#### Requirements:
Without the images, print all the entries below exactly as given.

#### Dataset records:
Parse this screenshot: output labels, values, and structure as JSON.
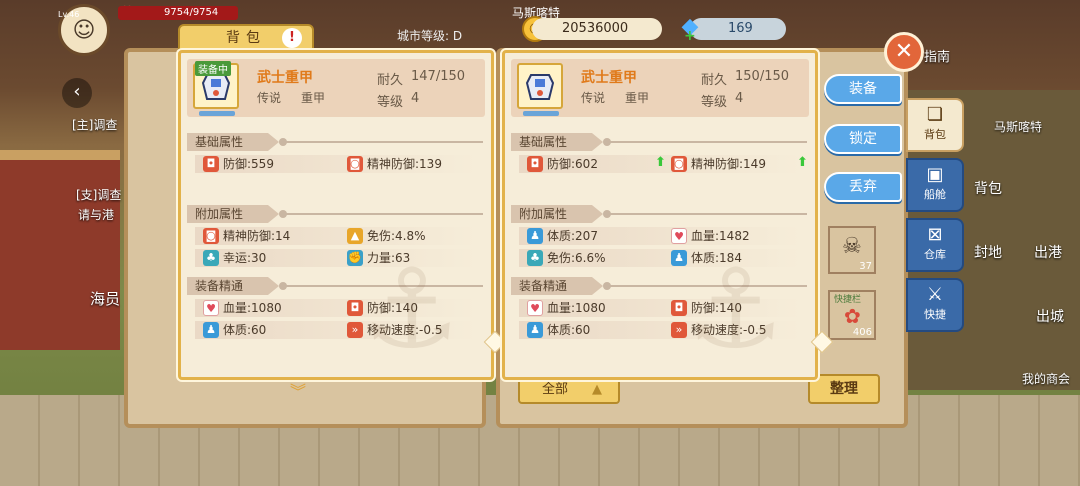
{
  "hud": {
    "level": "Lv.46",
    "hp": "9754/9754",
    "city_level_label": "城市等级",
    "city_level_value": "D",
    "city_name": "马斯喀特",
    "coins": "20536000",
    "gems": "169",
    "guide_label": "指南"
  },
  "bag": {
    "tab_label": "背包",
    "all_button": "全部",
    "sort_button": "整理"
  },
  "side_tabs": [
    {
      "label": "背包",
      "icon": "bag-icon"
    },
    {
      "label": "船舱",
      "icon": "cabin-icon"
    },
    {
      "label": "仓库",
      "icon": "warehouse-icon"
    },
    {
      "label": "快捷",
      "icon": "sword-icon"
    }
  ],
  "actions": {
    "equip": "装备",
    "lock": "锁定",
    "discard": "丢弃"
  },
  "background_labels": {
    "city_right": "马斯喀特",
    "backpack": "背包",
    "fief": "封地",
    "harbor": "出港",
    "exit_city": "出城",
    "my_guild": "我的商会",
    "quest_main": "[主]调查",
    "quest_side": "[支]调查",
    "quest_hint": "请与港",
    "sailor": "海员",
    "quick_bar_1": "快捷栏",
    "quick_bar_2": "快捷栏",
    "count_37": "37",
    "count_406": "406"
  },
  "left_card": {
    "equipped_tag": "装备中",
    "name": "武士重甲",
    "grade": "传说",
    "type": "重甲",
    "durability_label": "耐久",
    "durability": "147/150",
    "level_label": "等级",
    "level": "4",
    "base_title": "基础属性",
    "base_stats": [
      "防御:559",
      "精神防御:139"
    ],
    "extra_title": "附加属性",
    "extra_stats": [
      "精神防御:14",
      "免伤:4.8%",
      "幸运:30",
      "力量:63"
    ],
    "refine_title": "装备精通",
    "refine_stats": [
      "血量:1080",
      "防御:140",
      "体质:60",
      "移动速度:-0.5"
    ]
  },
  "right_card": {
    "name": "武士重甲",
    "grade": "传说",
    "type": "重甲",
    "durability_label": "耐久",
    "durability": "150/150",
    "level_label": "等级",
    "level": "4",
    "base_title": "基础属性",
    "base_stats": [
      "防御:602",
      "精神防御:149"
    ],
    "extra_title": "附加属性",
    "extra_stats": [
      "体质:207",
      "血量:1482",
      "免伤:6.6%",
      "体质:184"
    ],
    "refine_title": "装备精通",
    "refine_stats": [
      "血量:1080",
      "防御:140",
      "体质:60",
      "移动速度:-0.5"
    ]
  },
  "colors": {
    "card_border": "#e2b24a",
    "name_orange": "#e07a1a",
    "action_blue": "#5aa8e8",
    "side_tab_blue": "#3a6aa8",
    "up_green": "#3ac83a"
  }
}
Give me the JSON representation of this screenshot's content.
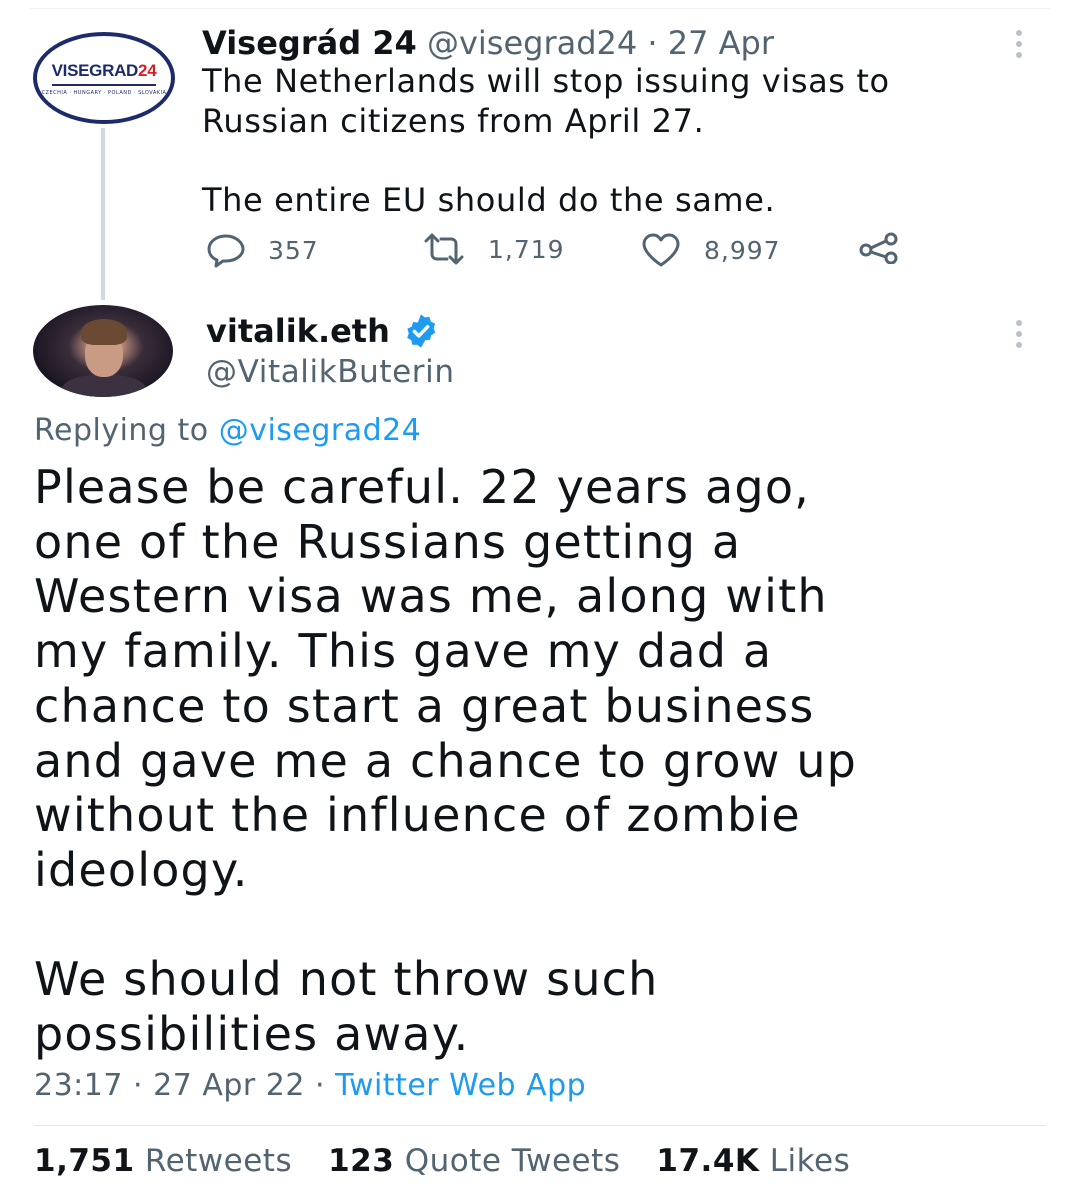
{
  "parent_tweet": {
    "avatar_logo": {
      "main": "VISEGRAD",
      "accent": "24",
      "sub": "CZECHIA · HUNGARY · POLAND · SLOVAKIA"
    },
    "name": "Visegrád 24",
    "handle": "@visegrad24",
    "separator": "·",
    "date": "27 Apr",
    "text": "The Netherlands will stop issuing visas to\nRussian citizens from April 27.\n\nThe entire EU should do the same.",
    "replies": "357",
    "retweets": "1,719",
    "likes": "8,997"
  },
  "reply_tweet": {
    "name": "vitalik.eth",
    "handle": "@VitalikButerin",
    "replying_prefix": "Replying to",
    "replying_to": "@visegrad24",
    "text": "Please be careful. 22 years ago,\none of the Russians getting a\nWestern visa was me, along with\nmy family. This gave my dad a\nchance to start a great business\nand gave me a chance to grow up\nwithout the influence of zombie\nideology.\n\nWe should not throw such\npossibilities away.",
    "time": "23:17",
    "separator": "·",
    "date": "27 Apr 22",
    "source": "Twitter Web App",
    "stats": {
      "retweets_count": "1,751",
      "retweets_label": "Retweets",
      "quotes_count": "123",
      "quotes_label": "Quote Tweets",
      "likes_count": "17.4K",
      "likes_label": "Likes"
    }
  },
  "colors": {
    "link": "#1d9bf0",
    "muted": "#536471",
    "verified": "#1d9bf0",
    "logo_navy": "#1d2b6b",
    "logo_red": "#d3202a"
  },
  "icons": [
    "reply-icon",
    "retweet-icon",
    "like-icon",
    "share-icon",
    "more-icon",
    "verified-badge-icon"
  ]
}
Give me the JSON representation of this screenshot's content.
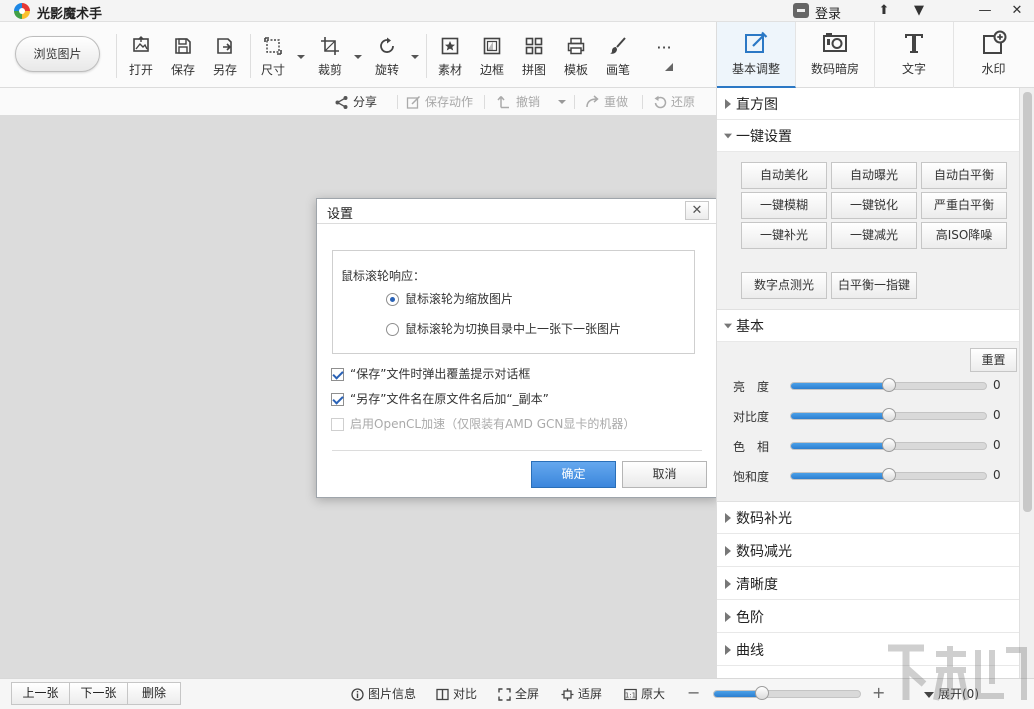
{
  "app": {
    "title": "光影魔术手",
    "login_label": "登录"
  },
  "window_controls": {
    "pin": "⬆",
    "menu": "▼",
    "minimize": "—",
    "maximize": "☐",
    "close": "✕"
  },
  "toolbar": {
    "browse_label": "浏览图片",
    "open_label": "打开",
    "save_label": "保存",
    "saveas_label": "另存",
    "size_label": "尺寸",
    "crop_label": "裁剪",
    "rotate_label": "旋转",
    "material_label": "素材",
    "border_label": "边框",
    "collage_label": "拼图",
    "template_label": "模板",
    "brush_label": "画笔",
    "more_label": "···"
  },
  "right_tabs": {
    "basic_label": "基本调整",
    "darkroom_label": "数码暗房",
    "text_label": "文字",
    "watermark_label": "水印"
  },
  "actionbar": {
    "share_label": "分享",
    "save_action_label": "保存动作",
    "undo_label": "撤销",
    "redo_label": "重做",
    "restore_label": "还原"
  },
  "dialog": {
    "title": "设置",
    "close_label": "✕",
    "group_label": "鼠标滚轮响应：",
    "radio_zoom": "鼠标滚轮为缩放图片",
    "radio_switch": "鼠标滚轮为切换目录中上一张下一张图片",
    "check_overwrite": "“保存”文件时弹出覆盖提示对话框",
    "check_copy_suffix": "“另存”文件名在原文件名后加“_副本”",
    "check_opencl": "启用OpenCL加速（仅限装有AMD GCN显卡的机器）",
    "ok_label": "确定",
    "cancel_label": "取消"
  },
  "panel": {
    "histogram": "直方图",
    "one_key": "一键设置",
    "one_key_buttons": [
      "自动美化",
      "自动曝光",
      "自动白平衡",
      "一键模糊",
      "一键锐化",
      "严重白平衡",
      "一键补光",
      "一键减光",
      "高ISO降噪"
    ],
    "spot_meter": "数字点测光",
    "wb_finger": "白平衡一指键",
    "basic": "基本",
    "reset_label": "重置",
    "sliders": [
      {
        "label": "亮　度",
        "value": "0",
        "level": 0.5
      },
      {
        "label": "对比度",
        "value": "0",
        "level": 0.5
      },
      {
        "label": "色　相",
        "value": "0",
        "level": 0.5
      },
      {
        "label": "饱和度",
        "value": "0",
        "level": 0.5
      }
    ],
    "fill_light": "数码补光",
    "reduce_light": "数码减光",
    "sharpness": "清晰度",
    "levels": "色阶",
    "curves": "曲线"
  },
  "bottombar": {
    "prev_label": "上一张",
    "next_label": "下一张",
    "delete_label": "删除",
    "info_label": "图片信息",
    "compare_label": "对比",
    "fullscreen_label": "全屏",
    "fit_label": "适屏",
    "original_label": "原大",
    "zoom_minus": "−",
    "zoom_plus": "+",
    "zoom_level": 0.33,
    "expand_label": "展开(0)"
  },
  "colors": {
    "accent": "#2b78c5",
    "ok_button": "#3b86dc",
    "slider": "#2d7fd0"
  }
}
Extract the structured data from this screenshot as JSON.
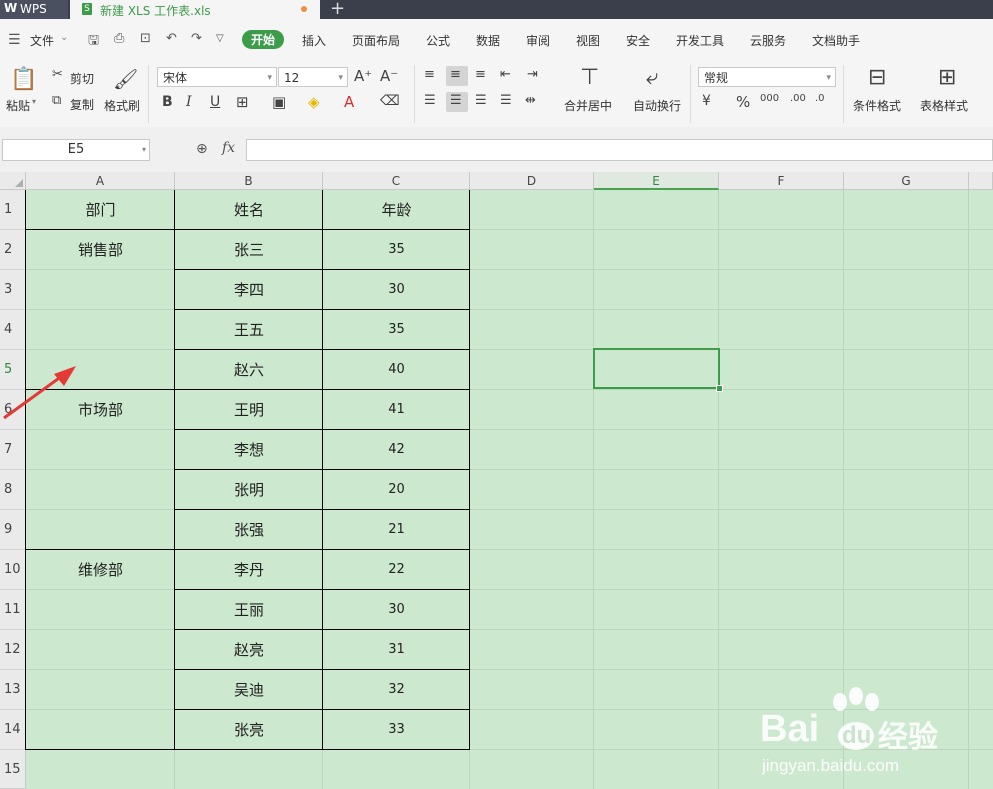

#### Complete answer:
Parse this screenshot: output labels, values, and structure as JSON.
{
  "hud": {
    "level": "Lv.46",
    "hp": "9754/9754",
    "city_level_label": "城市等级",
    "city_level_value": "D",
    "city_name": "马斯喀特",
    "coins": "20536000",
    "gems": "169",
    "guide_label": "指南"
  },
  "bag": {
    "tab_label": "背包",
    "all_button": "全部",
    "sort_button": "整理"
  },
  "side_tabs": [
    {
      "label": "背包",
      "icon": "bag-icon"
    },
    {
      "label": "船舱",
      "icon": "cabin-icon"
    },
    {
      "label": "仓库",
      "icon": "warehouse-icon"
    },
    {
      "label": "快捷",
      "icon": "sword-icon"
    }
  ],
  "actions": {
    "equip": "装备",
    "lock": "锁定",
    "discard": "丢弃"
  },
  "background_labels": {
    "city_right": "马斯喀特",
    "backpack": "背包",
    "fief": "封地",
    "harbor": "出港",
    "exit_city": "出城",
    "my_guild": "我的商会",
    "quest_main": "[主]调查",
    "quest_side": "[支]调查",
    "quest_hint": "请与港",
    "sailor": "海员",
    "quick_bar_1": "快捷栏",
    "quick_bar_2": "快捷栏",
    "count_37": "37",
    "count_406": "406"
  },
  "left_card": {
    "equipped_tag": "装备中",
    "name": "武士重甲",
    "grade": "传说",
    "type": "重甲",
    "durability_label": "耐久",
    "durability": "147/150",
    "level_label": "等级",
    "level": "4",
    "base_title": "基础属性",
    "base_stats": [
      "防御:559",
      "精神防御:139"
    ],
    "extra_title": "附加属性",
    "extra_stats": [
      "精神防御:14",
      "免伤:4.8%",
      "幸运:30",
      "力量:63"
    ],
    "refine_title": "装备精通",
    "refine_stats": [
      "血量:1080",
      "防御:140",
      "体质:60",
      "移动速度:-0.5"
    ]
  },
  "right_card": {
    "name": "武士重甲",
    "grade": "传说",
    "type": "重甲",
    "durability_label": "耐久",
    "durability": "150/150",
    "level_label": "等级",
    "level": "4",
    "base_title": "基础属性",
    "base_stats": [
      "防御:602",
      "精神防御:149"
    ],
    "extra_title": "附加属性",
    "extra_stats": [
      "体质:207",
      "血量:1482",
      "免伤:6.6%",
      "体质:184"
    ],
    "refine_title": "装备精通",
    "refine_stats": [
      "血量:1080",
      "防御:140",
      "体质:60",
      "移动速度:-0.5"
    ]
  },
  "colors": {
    "card_border": "#e2b24a",
    "name_orange": "#e07a1a",
    "action_blue": "#5aa8e8",
    "side_tab_blue": "#3a6aa8",
    "up_green": "#3ac83a"
  }
}
Give me the JSON representation of this screenshot's content.
{
  "parent_tweet": {
    "avatar_logo": {
      "main": "VISEGRAD",
      "accent": "24",
      "sub": "CZECHIA · HUNGARY · POLAND · SLOVAKIA"
    },
    "name": "Visegrád 24",
    "handle": "@visegrad24",
    "separator": "·",
    "date": "27 Apr",
    "text": "The Netherlands will stop issuing visas to\nRussian citizens from April 27.\n\nThe entire EU should do the same.",
    "replies": "357",
    "retweets": "1,719",
    "likes": "8,997"
  },
  "reply_tweet": {
    "name": "vitalik.eth",
    "handle": "@VitalikButerin",
    "replying_prefix": "Replying to",
    "replying_to": "@visegrad24",
    "text": "Please be careful. 22 years ago,\none of the Russians getting a\nWestern visa was me, along with\nmy family. This gave my dad a\nchance to start a great business\nand gave me a chance to grow up\nwithout the influence of zombie\nideology.\n\nWe should not throw such\npossibilities away.",
    "time": "23:17",
    "separator": "·",
    "date": "27 Apr 22",
    "source": "Twitter Web App",
    "stats": {
      "retweets_count": "1,751",
      "retweets_label": "Retweets",
      "quotes_count": "123",
      "quotes_label": "Quote Tweets",
      "likes_count": "17.4K",
      "likes_label": "Likes"
    }
  },
  "colors": {
    "link": "#1d9bf0",
    "muted": "#536471",
    "verified": "#1d9bf0",
    "logo_navy": "#1d2b6b",
    "logo_red": "#d3202a"
  },
  "icons": [
    "reply-icon",
    "retweet-icon",
    "like-icon",
    "share-icon",
    "more-icon",
    "verified-badge-icon"
  ]
}
Give me the JSON representation of this screenshot's content.
{
  "app": {
    "title": "光影魔术手",
    "login_label": "登录"
  },
  "window_controls": {
    "pin": "⬆",
    "menu": "▼",
    "minimize": "—",
    "maximize": "☐",
    "close": "✕"
  },
  "toolbar": {
    "browse_label": "浏览图片",
    "open_label": "打开",
    "save_label": "保存",
    "saveas_label": "另存",
    "size_label": "尺寸",
    "crop_label": "裁剪",
    "rotate_label": "旋转",
    "material_label": "素材",
    "border_label": "边框",
    "collage_label": "拼图",
    "template_label": "模板",
    "brush_label": "画笔",
    "more_label": "···"
  },
  "right_tabs": {
    "basic_label": "基本调整",
    "darkroom_label": "数码暗房",
    "text_label": "文字",
    "watermark_label": "水印"
  },
  "actionbar": {
    "share_label": "分享",
    "save_action_label": "保存动作",
    "undo_label": "撤销",
    "redo_label": "重做",
    "restore_label": "还原"
  },
  "dialog": {
    "title": "设置",
    "close_label": "✕",
    "group_label": "鼠标滚轮响应：",
    "radio_zoom": "鼠标滚轮为缩放图片",
    "radio_switch": "鼠标滚轮为切换目录中上一张下一张图片",
    "check_overwrite": "“保存”文件时弹出覆盖提示对话框",
    "check_copy_suffix": "“另存”文件名在原文件名后加“_副本”",
    "check_opencl": "启用OpenCL加速（仅限装有AMD GCN显卡的机器）",
    "ok_label": "确定",
    "cancel_label": "取消"
  },
  "panel": {
    "histogram": "直方图",
    "one_key": "一键设置",
    "one_key_buttons": [
      "自动美化",
      "自动曝光",
      "自动白平衡",
      "一键模糊",
      "一键锐化",
      "严重白平衡",
      "一键补光",
      "一键减光",
      "高ISO降噪"
    ],
    "spot_meter": "数字点测光",
    "wb_finger": "白平衡一指键",
    "basic": "基本",
    "reset_label": "重置",
    "sliders": [
      {
        "label": "亮　度",
        "value": "0",
        "level": 0.5
      },
      {
        "label": "对比度",
        "value": "0",
        "level": 0.5
      },
      {
        "label": "色　相",
        "value": "0",
        "level": 0.5
      },
      {
        "label": "饱和度",
        "value": "0",
        "level": 0.5
      }
    ],
    "fill_light": "数码补光",
    "reduce_light": "数码减光",
    "sharpness": "清晰度",
    "levels": "色阶",
    "curves": "曲线"
  },
  "bottombar": {
    "prev_label": "上一张",
    "next_label": "下一张",
    "delete_label": "删除",
    "info_label": "图片信息",
    "compare_label": "对比",
    "fullscreen_label": "全屏",
    "fit_label": "适屏",
    "original_label": "原大",
    "zoom_minus": "−",
    "zoom_plus": "+",
    "zoom_level": 0.33,
    "expand_label": "展开(0)"
  },
  "colors": {
    "accent": "#2b78c5",
    "ok_button": "#3b86dc",
    "slider": "#2d7fd0"
  }
}
Extract the structured data from this screenshot as JSON.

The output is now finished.